--- BEGIN Entries ---
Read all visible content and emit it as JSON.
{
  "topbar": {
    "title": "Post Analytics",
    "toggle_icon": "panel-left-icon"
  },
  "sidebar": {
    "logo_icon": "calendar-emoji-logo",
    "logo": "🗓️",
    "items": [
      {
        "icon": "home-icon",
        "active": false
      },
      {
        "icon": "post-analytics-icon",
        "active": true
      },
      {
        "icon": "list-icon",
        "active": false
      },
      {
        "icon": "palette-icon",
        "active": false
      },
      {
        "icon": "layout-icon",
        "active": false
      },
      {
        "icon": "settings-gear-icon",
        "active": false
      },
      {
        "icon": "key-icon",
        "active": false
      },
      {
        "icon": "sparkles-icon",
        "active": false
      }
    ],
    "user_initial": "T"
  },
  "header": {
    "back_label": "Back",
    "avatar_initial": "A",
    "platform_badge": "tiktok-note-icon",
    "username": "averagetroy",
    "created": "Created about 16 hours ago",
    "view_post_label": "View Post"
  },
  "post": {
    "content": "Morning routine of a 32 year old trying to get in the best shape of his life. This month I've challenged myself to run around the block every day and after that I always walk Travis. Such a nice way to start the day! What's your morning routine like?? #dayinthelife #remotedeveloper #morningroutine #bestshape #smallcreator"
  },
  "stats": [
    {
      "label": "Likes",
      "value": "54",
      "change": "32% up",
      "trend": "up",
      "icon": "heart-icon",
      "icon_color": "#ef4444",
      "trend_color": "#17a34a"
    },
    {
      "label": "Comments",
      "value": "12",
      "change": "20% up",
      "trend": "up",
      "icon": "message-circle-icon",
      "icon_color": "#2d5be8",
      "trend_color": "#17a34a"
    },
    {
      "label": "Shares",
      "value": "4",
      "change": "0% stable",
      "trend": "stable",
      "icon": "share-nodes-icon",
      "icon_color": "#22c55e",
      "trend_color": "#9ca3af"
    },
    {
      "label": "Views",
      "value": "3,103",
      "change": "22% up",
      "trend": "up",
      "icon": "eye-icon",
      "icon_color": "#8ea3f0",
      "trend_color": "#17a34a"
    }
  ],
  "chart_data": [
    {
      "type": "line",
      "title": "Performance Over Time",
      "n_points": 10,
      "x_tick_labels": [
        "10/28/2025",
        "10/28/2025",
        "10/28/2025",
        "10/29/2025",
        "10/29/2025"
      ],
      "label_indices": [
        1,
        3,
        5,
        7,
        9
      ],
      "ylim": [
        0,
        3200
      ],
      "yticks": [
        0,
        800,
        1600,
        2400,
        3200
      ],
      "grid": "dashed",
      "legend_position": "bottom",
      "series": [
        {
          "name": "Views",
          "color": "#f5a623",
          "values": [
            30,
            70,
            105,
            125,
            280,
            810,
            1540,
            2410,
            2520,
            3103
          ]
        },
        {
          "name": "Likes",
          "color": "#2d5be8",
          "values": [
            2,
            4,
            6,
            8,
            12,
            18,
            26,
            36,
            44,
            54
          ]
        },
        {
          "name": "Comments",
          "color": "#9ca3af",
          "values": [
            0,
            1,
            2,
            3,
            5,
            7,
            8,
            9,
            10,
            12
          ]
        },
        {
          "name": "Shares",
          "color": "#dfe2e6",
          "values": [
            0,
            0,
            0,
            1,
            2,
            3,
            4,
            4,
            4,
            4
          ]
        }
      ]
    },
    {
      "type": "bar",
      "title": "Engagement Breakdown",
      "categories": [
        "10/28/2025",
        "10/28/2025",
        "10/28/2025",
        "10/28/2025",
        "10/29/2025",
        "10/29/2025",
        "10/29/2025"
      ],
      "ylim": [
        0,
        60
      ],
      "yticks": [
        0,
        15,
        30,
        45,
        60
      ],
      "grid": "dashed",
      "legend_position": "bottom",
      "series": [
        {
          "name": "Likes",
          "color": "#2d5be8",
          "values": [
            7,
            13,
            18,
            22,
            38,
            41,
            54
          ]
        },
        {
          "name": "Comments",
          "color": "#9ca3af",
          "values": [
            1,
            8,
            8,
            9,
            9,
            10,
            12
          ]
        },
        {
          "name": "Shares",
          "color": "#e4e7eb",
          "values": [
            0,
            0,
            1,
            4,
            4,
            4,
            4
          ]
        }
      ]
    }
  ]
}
--- END Entries ---
Recopy all the lines exactly as they appear.

▸ **Written reply**
Read all visible content and emit it as JSON.
{
  "topbar": {
    "title": "Post Analytics",
    "toggle_icon": "panel-left-icon"
  },
  "sidebar": {
    "logo_icon": "calendar-emoji-logo",
    "logo": "🗓️",
    "items": [
      {
        "icon": "home-icon",
        "active": false
      },
      {
        "icon": "post-analytics-icon",
        "active": true
      },
      {
        "icon": "list-icon",
        "active": false
      },
      {
        "icon": "palette-icon",
        "active": false
      },
      {
        "icon": "layout-icon",
        "active": false
      },
      {
        "icon": "settings-gear-icon",
        "active": false
      },
      {
        "icon": "key-icon",
        "active": false
      },
      {
        "icon": "sparkles-icon",
        "active": false
      }
    ],
    "user_initial": "T"
  },
  "header": {
    "back_label": "Back",
    "avatar_initial": "A",
    "platform_badge": "tiktok-note-icon",
    "username": "averagetroy",
    "created": "Created about 16 hours ago",
    "view_post_label": "View Post"
  },
  "post": {
    "content": "Morning routine of a 32 year old trying to get in the best shape of his life. This month I've challenged myself to run around the block every day and after that I always walk Travis. Such a nice way to start the day! What's your morning routine like?? #dayinthelife #remotedeveloper #morningroutine #bestshape #smallcreator"
  },
  "stats": [
    {
      "label": "Likes",
      "value": "54",
      "change": "32% up",
      "trend": "up",
      "icon": "heart-icon",
      "icon_color": "#ef4444",
      "trend_color": "#17a34a"
    },
    {
      "label": "Comments",
      "value": "12",
      "change": "20% up",
      "trend": "up",
      "icon": "message-circle-icon",
      "icon_color": "#2d5be8",
      "trend_color": "#17a34a"
    },
    {
      "label": "Shares",
      "value": "4",
      "change": "0% stable",
      "trend": "stable",
      "icon": "share-nodes-icon",
      "icon_color": "#22c55e",
      "trend_color": "#9ca3af"
    },
    {
      "label": "Views",
      "value": "3,103",
      "change": "22% up",
      "trend": "up",
      "icon": "eye-icon",
      "icon_color": "#8ea3f0",
      "trend_color": "#17a34a"
    }
  ],
  "chart_data": [
    {
      "type": "line",
      "title": "Performance Over Time",
      "n_points": 10,
      "x_tick_labels": [
        "10/28/2025",
        "10/28/2025",
        "10/28/2025",
        "10/29/2025",
        "10/29/2025"
      ],
      "label_indices": [
        1,
        3,
        5,
        7,
        9
      ],
      "ylim": [
        0,
        3200
      ],
      "yticks": [
        0,
        800,
        1600,
        2400,
        3200
      ],
      "grid": "dashed",
      "legend_position": "bottom",
      "series": [
        {
          "name": "Views",
          "color": "#f5a623",
          "values": [
            30,
            70,
            105,
            125,
            280,
            810,
            1540,
            2410,
            2520,
            3103
          ]
        },
        {
          "name": "Likes",
          "color": "#2d5be8",
          "values": [
            2,
            4,
            6,
            8,
            12,
            18,
            26,
            36,
            44,
            54
          ]
        },
        {
          "name": "Comments",
          "color": "#9ca3af",
          "values": [
            0,
            1,
            2,
            3,
            5,
            7,
            8,
            9,
            10,
            12
          ]
        },
        {
          "name": "Shares",
          "color": "#dfe2e6",
          "values": [
            0,
            0,
            0,
            1,
            2,
            3,
            4,
            4,
            4,
            4
          ]
        }
      ]
    },
    {
      "type": "bar",
      "title": "Engagement Breakdown",
      "categories": [
        "10/28/2025",
        "10/28/2025",
        "10/28/2025",
        "10/28/2025",
        "10/29/2025",
        "10/29/2025",
        "10/29/2025"
      ],
      "ylim": [
        0,
        60
      ],
      "yticks": [
        0,
        15,
        30,
        45,
        60
      ],
      "grid": "dashed",
      "legend_position": "bottom",
      "series": [
        {
          "name": "Likes",
          "color": "#2d5be8",
          "values": [
            7,
            13,
            18,
            22,
            38,
            41,
            54
          ]
        },
        {
          "name": "Comments",
          "color": "#9ca3af",
          "values": [
            1,
            8,
            8,
            9,
            9,
            10,
            12
          ]
        },
        {
          "name": "Shares",
          "color": "#e4e7eb",
          "values": [
            0,
            0,
            1,
            4,
            4,
            4,
            4
          ]
        }
      ]
    }
  ]
}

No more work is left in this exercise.